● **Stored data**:
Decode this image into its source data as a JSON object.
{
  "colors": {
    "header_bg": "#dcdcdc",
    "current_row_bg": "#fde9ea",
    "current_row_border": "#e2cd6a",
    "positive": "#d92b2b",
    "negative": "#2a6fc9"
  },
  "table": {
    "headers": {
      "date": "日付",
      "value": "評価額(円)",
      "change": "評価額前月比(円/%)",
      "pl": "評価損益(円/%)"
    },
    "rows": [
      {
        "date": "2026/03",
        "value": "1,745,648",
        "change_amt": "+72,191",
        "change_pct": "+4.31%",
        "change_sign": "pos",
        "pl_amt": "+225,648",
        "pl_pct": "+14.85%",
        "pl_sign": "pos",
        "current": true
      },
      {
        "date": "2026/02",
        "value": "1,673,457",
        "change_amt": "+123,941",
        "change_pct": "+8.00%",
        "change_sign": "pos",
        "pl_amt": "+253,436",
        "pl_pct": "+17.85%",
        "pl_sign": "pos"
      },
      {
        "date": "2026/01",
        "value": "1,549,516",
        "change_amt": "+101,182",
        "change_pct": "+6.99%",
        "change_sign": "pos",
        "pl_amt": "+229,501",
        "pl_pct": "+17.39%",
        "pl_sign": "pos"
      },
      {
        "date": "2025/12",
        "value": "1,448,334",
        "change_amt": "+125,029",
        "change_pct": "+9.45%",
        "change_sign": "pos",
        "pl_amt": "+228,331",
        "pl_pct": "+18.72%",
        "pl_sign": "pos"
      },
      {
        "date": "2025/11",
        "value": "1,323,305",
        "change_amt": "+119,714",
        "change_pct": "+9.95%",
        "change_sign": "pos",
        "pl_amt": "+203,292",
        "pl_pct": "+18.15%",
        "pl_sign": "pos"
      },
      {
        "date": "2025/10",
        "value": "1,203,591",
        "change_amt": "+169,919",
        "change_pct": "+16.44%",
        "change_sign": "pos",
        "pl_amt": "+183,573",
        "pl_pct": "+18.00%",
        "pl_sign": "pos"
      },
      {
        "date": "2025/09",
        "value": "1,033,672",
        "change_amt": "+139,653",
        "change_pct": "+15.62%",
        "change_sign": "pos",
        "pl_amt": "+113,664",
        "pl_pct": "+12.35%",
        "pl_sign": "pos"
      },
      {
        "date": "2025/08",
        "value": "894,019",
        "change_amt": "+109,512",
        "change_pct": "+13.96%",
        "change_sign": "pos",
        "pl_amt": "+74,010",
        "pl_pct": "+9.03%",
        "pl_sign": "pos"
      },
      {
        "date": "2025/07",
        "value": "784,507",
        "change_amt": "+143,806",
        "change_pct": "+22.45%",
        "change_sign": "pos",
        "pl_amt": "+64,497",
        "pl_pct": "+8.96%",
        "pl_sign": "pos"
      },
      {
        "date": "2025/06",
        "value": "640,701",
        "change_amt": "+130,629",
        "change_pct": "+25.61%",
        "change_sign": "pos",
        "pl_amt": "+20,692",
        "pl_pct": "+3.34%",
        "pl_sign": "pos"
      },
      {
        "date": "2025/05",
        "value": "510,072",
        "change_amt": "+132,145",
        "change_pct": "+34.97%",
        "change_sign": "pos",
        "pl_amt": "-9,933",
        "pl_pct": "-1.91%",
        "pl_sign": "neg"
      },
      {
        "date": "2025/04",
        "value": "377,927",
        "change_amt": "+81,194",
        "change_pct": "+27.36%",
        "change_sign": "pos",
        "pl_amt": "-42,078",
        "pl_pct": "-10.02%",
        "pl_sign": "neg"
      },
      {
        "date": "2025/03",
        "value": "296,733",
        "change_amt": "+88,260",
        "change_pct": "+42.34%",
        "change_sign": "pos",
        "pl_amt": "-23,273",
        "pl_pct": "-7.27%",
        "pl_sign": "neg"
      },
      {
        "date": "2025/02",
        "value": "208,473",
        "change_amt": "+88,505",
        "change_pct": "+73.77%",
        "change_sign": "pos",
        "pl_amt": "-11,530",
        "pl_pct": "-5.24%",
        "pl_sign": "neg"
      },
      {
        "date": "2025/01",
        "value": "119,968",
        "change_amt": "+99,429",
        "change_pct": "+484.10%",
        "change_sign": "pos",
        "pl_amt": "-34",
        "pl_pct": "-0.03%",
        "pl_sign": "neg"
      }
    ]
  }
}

● **WRITTEN INSTRUCTION**: Copy every line of the records word for word.

● **WORKED ANSWER**:
Decode this image into its source data as a JSON object.
{
  "colors": {
    "header_bg": "#dcdcdc",
    "current_row_bg": "#fde9ea",
    "current_row_border": "#e2cd6a",
    "positive": "#d92b2b",
    "negative": "#2a6fc9"
  },
  "table": {
    "headers": {
      "date": "日付",
      "value": "評価額(円)",
      "change": "評価額前月比(円/%)",
      "pl": "評価損益(円/%)"
    },
    "rows": [
      {
        "date": "2026/03",
        "value": "1,745,648",
        "change_amt": "+72,191",
        "change_pct": "+4.31%",
        "change_sign": "pos",
        "pl_amt": "+225,648",
        "pl_pct": "+14.85%",
        "pl_sign": "pos",
        "current": true
      },
      {
        "date": "2026/02",
        "value": "1,673,457",
        "change_amt": "+123,941",
        "change_pct": "+8.00%",
        "change_sign": "pos",
        "pl_amt": "+253,436",
        "pl_pct": "+17.85%",
        "pl_sign": "pos"
      },
      {
        "date": "2026/01",
        "value": "1,549,516",
        "change_amt": "+101,182",
        "change_pct": "+6.99%",
        "change_sign": "pos",
        "pl_amt": "+229,501",
        "pl_pct": "+17.39%",
        "pl_sign": "pos"
      },
      {
        "date": "2025/12",
        "value": "1,448,334",
        "change_amt": "+125,029",
        "change_pct": "+9.45%",
        "change_sign": "pos",
        "pl_amt": "+228,331",
        "pl_pct": "+18.72%",
        "pl_sign": "pos"
      },
      {
        "date": "2025/11",
        "value": "1,323,305",
        "change_amt": "+119,714",
        "change_pct": "+9.95%",
        "change_sign": "pos",
        "pl_amt": "+203,292",
        "pl_pct": "+18.15%",
        "pl_sign": "pos"
      },
      {
        "date": "2025/10",
        "value": "1,203,591",
        "change_amt": "+169,919",
        "change_pct": "+16.44%",
        "change_sign": "pos",
        "pl_amt": "+183,573",
        "pl_pct": "+18.00%",
        "pl_sign": "pos"
      },
      {
        "date": "2025/09",
        "value": "1,033,672",
        "change_amt": "+139,653",
        "change_pct": "+15.62%",
        "change_sign": "pos",
        "pl_amt": "+113,664",
        "pl_pct": "+12.35%",
        "pl_sign": "pos"
      },
      {
        "date": "2025/08",
        "value": "894,019",
        "change_amt": "+109,512",
        "change_pct": "+13.96%",
        "change_sign": "pos",
        "pl_amt": "+74,010",
        "pl_pct": "+9.03%",
        "pl_sign": "pos"
      },
      {
        "date": "2025/07",
        "value": "784,507",
        "change_amt": "+143,806",
        "change_pct": "+22.45%",
        "change_sign": "pos",
        "pl_amt": "+64,497",
        "pl_pct": "+8.96%",
        "pl_sign": "pos"
      },
      {
        "date": "2025/06",
        "value": "640,701",
        "change_amt": "+130,629",
        "change_pct": "+25.61%",
        "change_sign": "pos",
        "pl_amt": "+20,692",
        "pl_pct": "+3.34%",
        "pl_sign": "pos"
      },
      {
        "date": "2025/05",
        "value": "510,072",
        "change_amt": "+132,145",
        "change_pct": "+34.97%",
        "change_sign": "pos",
        "pl_amt": "-9,933",
        "pl_pct": "-1.91%",
        "pl_sign": "neg"
      },
      {
        "date": "2025/04",
        "value": "377,927",
        "change_amt": "+81,194",
        "change_pct": "+27.36%",
        "change_sign": "pos",
        "pl_amt": "-42,078",
        "pl_pct": "-10.02%",
        "pl_sign": "neg"
      },
      {
        "date": "2025/03",
        "value": "296,733",
        "change_amt": "+88,260",
        "change_pct": "+42.34%",
        "change_sign": "pos",
        "pl_amt": "-23,273",
        "pl_pct": "-7.27%",
        "pl_sign": "neg"
      },
      {
        "date": "2025/02",
        "value": "208,473",
        "change_amt": "+88,505",
        "change_pct": "+73.77%",
        "change_sign": "pos",
        "pl_amt": "-11,530",
        "pl_pct": "-5.24%",
        "pl_sign": "neg"
      },
      {
        "date": "2025/01",
        "value": "119,968",
        "change_amt": "+99,429",
        "change_pct": "+484.10%",
        "change_sign": "pos",
        "pl_amt": "-34",
        "pl_pct": "-0.03%",
        "pl_sign": "neg"
      }
    ]
  }
}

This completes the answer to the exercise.